Challenge: In the material below, find every line with "this" and pull it out.

Records to process:
+ + +

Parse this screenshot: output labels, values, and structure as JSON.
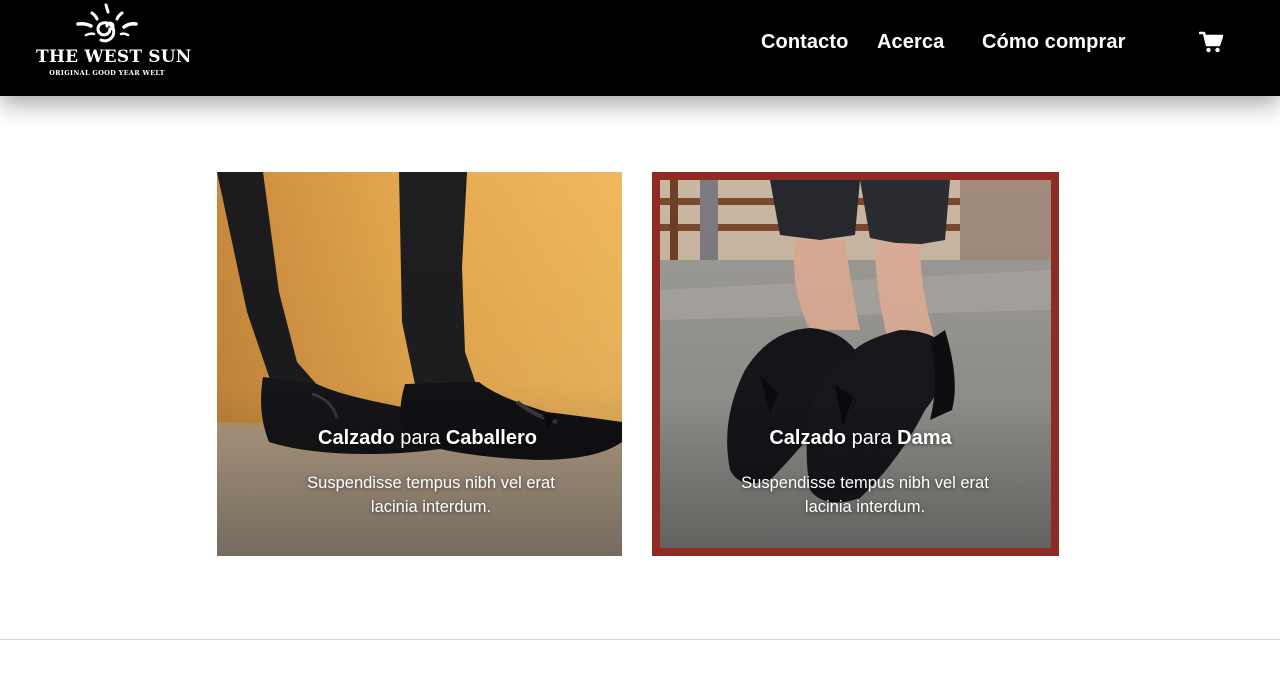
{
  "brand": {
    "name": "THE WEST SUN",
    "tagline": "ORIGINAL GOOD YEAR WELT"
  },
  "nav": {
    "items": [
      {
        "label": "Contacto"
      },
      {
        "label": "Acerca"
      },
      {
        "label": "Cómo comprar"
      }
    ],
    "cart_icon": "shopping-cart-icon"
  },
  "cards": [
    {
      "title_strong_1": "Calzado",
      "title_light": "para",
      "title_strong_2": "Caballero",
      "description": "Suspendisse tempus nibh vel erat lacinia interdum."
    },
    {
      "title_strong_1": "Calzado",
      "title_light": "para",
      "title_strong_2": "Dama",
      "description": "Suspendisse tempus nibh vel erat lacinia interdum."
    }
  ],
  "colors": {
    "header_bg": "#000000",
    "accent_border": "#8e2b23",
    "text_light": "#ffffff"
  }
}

+ + +

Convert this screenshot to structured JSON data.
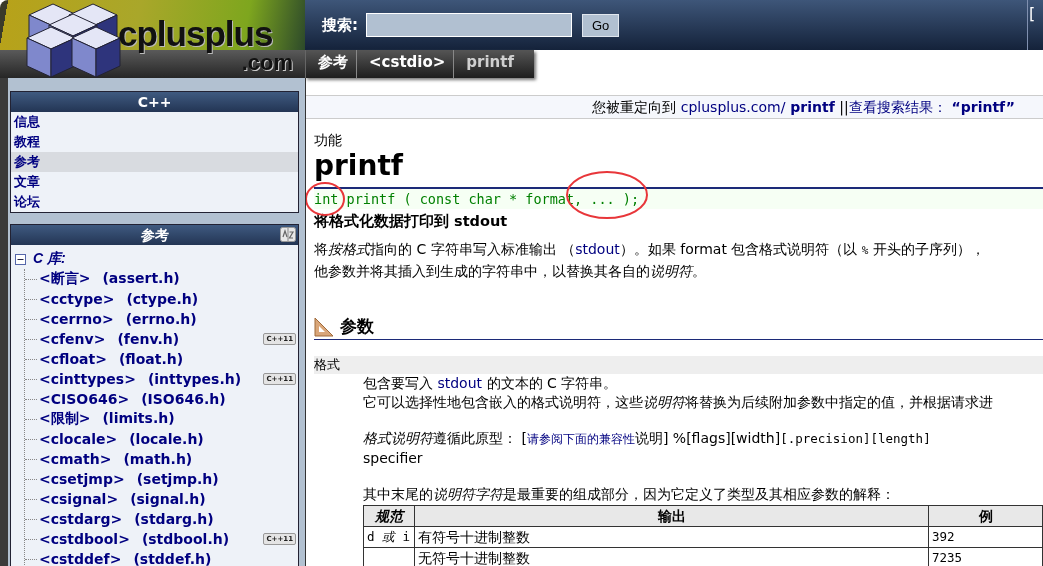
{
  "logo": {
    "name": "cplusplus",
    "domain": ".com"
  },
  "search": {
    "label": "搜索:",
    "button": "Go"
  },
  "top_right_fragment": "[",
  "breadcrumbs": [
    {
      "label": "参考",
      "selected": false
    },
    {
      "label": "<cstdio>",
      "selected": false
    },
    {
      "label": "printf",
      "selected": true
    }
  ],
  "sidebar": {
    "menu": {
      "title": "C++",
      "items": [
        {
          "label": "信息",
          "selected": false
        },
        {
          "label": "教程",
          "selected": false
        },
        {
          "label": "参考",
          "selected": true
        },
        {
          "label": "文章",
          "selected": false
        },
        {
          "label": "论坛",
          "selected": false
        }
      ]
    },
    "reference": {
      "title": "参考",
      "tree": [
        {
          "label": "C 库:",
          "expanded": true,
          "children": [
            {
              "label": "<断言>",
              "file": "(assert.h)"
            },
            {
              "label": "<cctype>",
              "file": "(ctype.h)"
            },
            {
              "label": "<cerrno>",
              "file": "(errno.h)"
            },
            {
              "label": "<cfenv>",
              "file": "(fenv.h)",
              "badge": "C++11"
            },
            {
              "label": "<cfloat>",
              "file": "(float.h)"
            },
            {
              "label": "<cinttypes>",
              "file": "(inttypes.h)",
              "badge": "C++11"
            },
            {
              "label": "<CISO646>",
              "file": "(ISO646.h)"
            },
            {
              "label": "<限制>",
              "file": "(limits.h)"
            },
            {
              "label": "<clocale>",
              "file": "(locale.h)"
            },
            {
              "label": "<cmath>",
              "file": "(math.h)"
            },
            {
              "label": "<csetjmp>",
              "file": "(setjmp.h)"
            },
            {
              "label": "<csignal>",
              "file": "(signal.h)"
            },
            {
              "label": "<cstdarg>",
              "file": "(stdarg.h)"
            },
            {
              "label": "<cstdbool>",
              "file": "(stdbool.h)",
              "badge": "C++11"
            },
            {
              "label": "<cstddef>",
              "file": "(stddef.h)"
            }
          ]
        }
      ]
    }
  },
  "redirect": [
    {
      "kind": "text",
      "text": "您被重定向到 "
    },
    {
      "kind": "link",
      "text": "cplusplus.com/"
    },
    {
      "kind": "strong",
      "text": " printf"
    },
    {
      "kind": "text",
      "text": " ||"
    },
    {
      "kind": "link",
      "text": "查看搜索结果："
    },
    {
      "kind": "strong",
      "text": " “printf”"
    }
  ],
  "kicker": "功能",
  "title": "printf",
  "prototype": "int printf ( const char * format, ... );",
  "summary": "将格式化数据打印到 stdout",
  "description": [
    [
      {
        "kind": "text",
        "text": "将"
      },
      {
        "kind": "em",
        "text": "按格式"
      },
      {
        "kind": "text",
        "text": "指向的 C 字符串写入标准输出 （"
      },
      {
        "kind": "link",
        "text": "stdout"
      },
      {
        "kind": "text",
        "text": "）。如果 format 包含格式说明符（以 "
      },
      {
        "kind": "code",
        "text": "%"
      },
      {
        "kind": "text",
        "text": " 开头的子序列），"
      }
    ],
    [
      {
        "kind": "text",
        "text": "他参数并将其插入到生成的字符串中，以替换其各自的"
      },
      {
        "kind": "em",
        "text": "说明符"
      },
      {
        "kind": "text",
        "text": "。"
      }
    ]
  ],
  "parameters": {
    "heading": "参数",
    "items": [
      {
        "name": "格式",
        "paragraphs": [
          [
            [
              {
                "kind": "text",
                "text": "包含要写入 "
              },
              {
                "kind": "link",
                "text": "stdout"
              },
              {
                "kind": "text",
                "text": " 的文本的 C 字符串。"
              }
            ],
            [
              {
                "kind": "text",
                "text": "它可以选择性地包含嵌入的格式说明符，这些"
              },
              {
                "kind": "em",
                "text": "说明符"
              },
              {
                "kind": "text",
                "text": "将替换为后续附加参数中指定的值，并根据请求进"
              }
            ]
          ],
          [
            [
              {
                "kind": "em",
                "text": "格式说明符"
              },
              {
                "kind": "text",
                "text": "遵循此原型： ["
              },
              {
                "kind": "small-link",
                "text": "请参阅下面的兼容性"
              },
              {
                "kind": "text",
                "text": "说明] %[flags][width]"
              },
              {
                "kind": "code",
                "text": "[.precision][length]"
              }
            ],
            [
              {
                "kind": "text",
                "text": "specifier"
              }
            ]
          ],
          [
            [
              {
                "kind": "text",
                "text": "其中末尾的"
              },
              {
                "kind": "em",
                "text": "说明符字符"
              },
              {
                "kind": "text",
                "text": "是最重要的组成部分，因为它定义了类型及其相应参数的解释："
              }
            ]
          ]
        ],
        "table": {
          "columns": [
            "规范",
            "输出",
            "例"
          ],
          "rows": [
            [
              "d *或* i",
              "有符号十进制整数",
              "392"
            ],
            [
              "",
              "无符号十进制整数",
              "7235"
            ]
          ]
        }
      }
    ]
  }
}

+ + +

Task answer:
Parse this screenshot: output labels, values, and structure as JSON.
Convert this screenshot to structured JSON data.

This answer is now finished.